• _What to do_: Return the records that follow unaltered. Omit every picture.

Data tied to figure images
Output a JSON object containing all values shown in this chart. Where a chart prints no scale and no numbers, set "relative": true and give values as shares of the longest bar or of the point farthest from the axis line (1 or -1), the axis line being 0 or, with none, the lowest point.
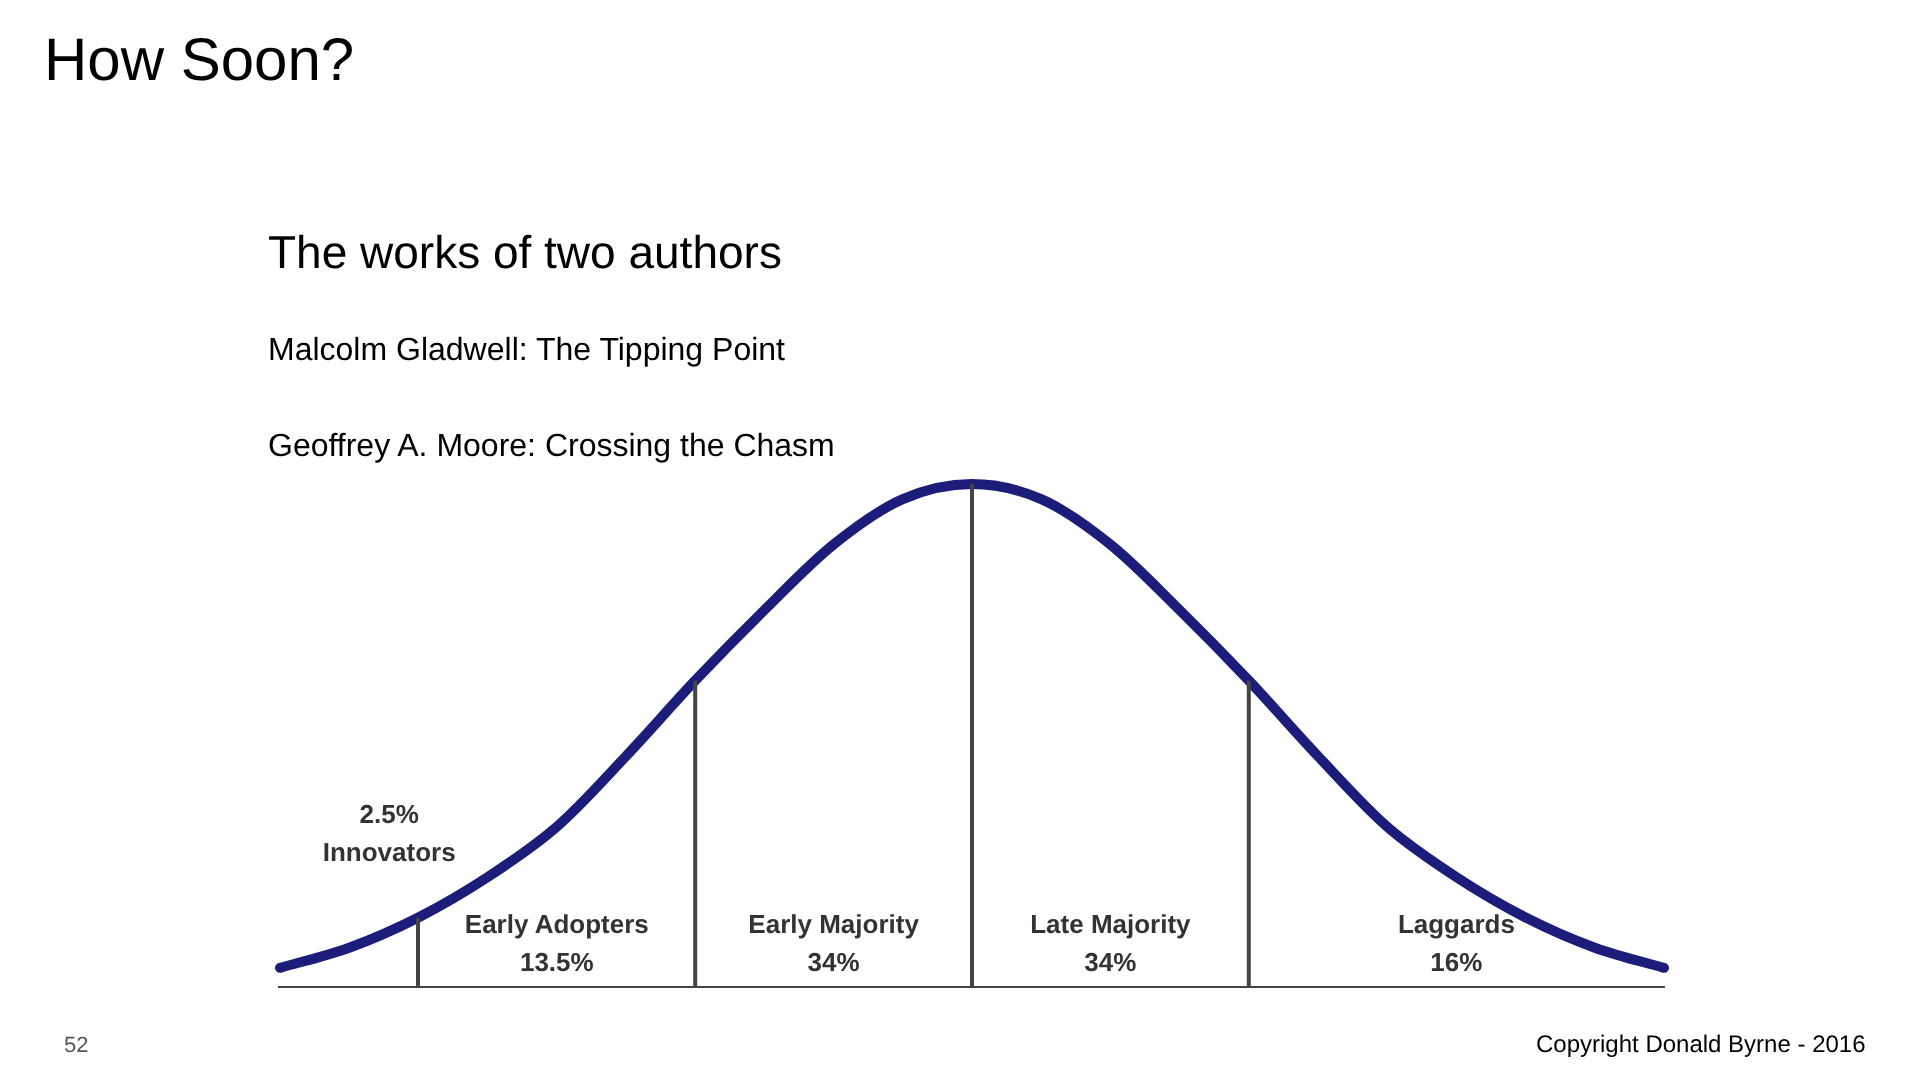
{
  "chart_data": {
    "type": "line",
    "title": "How Soon?",
    "subtitle": "The works of two authors",
    "relative": true,
    "annotations": [
      "Malcolm Gladwell: The Tipping Point",
      "Geoffrey A. Moore: Crossing the Chasm",
      "2.5%",
      "Innovators",
      "Early Adopters",
      "13.5%",
      "Early Majority",
      "34%",
      "Late Majority",
      "34%",
      "Laggards",
      "16%",
      "52",
      "Copyright Donald Byrne - 2016"
    ],
    "categories": [
      null,
      null,
      null,
      null,
      null,
      null,
      null,
      null,
      null,
      null,
      null,
      null,
      null,
      null,
      null,
      null,
      null,
      null,
      null,
      null,
      null
    ],
    "series": [
      {
        "color": "#1c1c7a",
        "values": [
          0.04,
          0.08,
          0.14,
          0.22,
          0.32,
          0.46,
          0.61,
          0.75,
          0.88,
          0.97,
          1,
          0.97,
          0.88,
          0.75,
          0.61,
          0.46,
          0.32,
          0.22,
          0.14,
          0.08,
          0.04
        ]
      }
    ],
    "grid": false,
    "legend": false,
    "marker": "none",
    "line_style": "solid"
  }
}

• _Finished answer_:
Output a JSON object containing all values shown in this chart. Where a chart prints no scale and no numbers, set "relative": true and give values as shares of the longest bar or of the point farthest from the axis line (1 or -1), the axis line being 0 or, with none, the lowest point.
{
  "chart_data": {
    "type": "line",
    "title": "How Soon?",
    "subtitle": "The works of two authors",
    "relative": true,
    "annotations": [
      "Malcolm Gladwell: The Tipping Point",
      "Geoffrey A. Moore: Crossing the Chasm",
      "2.5%",
      "Innovators",
      "Early Adopters",
      "13.5%",
      "Early Majority",
      "34%",
      "Late Majority",
      "34%",
      "Laggards",
      "16%",
      "52",
      "Copyright Donald Byrne - 2016"
    ],
    "categories": [
      null,
      null,
      null,
      null,
      null,
      null,
      null,
      null,
      null,
      null,
      null,
      null,
      null,
      null,
      null,
      null,
      null,
      null,
      null,
      null,
      null
    ],
    "series": [
      {
        "color": "#1c1c7a",
        "values": [
          0.04,
          0.08,
          0.14,
          0.22,
          0.32,
          0.46,
          0.61,
          0.75,
          0.88,
          0.97,
          1,
          0.97,
          0.88,
          0.75,
          0.61,
          0.46,
          0.32,
          0.22,
          0.14,
          0.08,
          0.04
        ]
      }
    ],
    "grid": false,
    "legend": false,
    "marker": "none",
    "line_style": "solid"
  }
}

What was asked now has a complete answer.